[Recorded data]

===

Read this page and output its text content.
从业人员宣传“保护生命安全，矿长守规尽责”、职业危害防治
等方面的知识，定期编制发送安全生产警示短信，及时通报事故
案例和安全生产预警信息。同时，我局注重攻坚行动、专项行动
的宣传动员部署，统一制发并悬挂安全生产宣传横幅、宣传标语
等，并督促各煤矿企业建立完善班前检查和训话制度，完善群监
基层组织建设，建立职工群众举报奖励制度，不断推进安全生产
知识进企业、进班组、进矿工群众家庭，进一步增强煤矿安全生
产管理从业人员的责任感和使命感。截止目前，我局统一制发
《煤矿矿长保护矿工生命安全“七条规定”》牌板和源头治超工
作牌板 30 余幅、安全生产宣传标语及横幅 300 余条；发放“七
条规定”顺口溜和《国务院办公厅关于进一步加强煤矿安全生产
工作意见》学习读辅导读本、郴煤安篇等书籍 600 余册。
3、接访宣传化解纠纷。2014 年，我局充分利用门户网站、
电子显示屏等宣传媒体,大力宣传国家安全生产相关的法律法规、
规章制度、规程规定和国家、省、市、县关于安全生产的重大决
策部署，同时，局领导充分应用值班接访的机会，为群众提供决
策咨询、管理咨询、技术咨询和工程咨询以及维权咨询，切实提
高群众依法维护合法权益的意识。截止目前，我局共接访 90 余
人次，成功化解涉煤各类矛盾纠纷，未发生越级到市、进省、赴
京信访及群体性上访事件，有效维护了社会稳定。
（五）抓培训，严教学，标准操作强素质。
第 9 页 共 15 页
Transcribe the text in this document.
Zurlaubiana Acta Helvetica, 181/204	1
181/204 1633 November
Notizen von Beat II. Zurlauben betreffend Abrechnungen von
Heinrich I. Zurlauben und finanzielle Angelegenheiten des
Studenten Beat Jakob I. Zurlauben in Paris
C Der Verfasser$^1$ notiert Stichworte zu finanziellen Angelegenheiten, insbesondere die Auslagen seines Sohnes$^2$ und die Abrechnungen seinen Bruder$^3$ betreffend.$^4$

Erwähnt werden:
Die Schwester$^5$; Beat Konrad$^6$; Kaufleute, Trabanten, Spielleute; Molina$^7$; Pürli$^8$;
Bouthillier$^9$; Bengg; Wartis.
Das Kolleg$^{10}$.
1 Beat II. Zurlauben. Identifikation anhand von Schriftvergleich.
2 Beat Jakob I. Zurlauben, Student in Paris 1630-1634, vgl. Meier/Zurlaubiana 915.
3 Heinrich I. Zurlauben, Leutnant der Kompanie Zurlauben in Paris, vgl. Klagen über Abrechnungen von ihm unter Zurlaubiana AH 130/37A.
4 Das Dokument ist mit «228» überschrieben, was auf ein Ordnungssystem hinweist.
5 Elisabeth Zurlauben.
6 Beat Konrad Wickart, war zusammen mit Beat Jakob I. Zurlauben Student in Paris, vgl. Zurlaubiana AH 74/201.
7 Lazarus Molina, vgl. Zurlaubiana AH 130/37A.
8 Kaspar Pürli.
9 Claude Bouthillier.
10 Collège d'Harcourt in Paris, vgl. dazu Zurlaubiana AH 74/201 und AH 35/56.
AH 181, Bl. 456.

===

» **Short problem**: Find every line in the records that has the string "Zurlauben", then state how many there are and nothing else.

» **Expected answer**: 8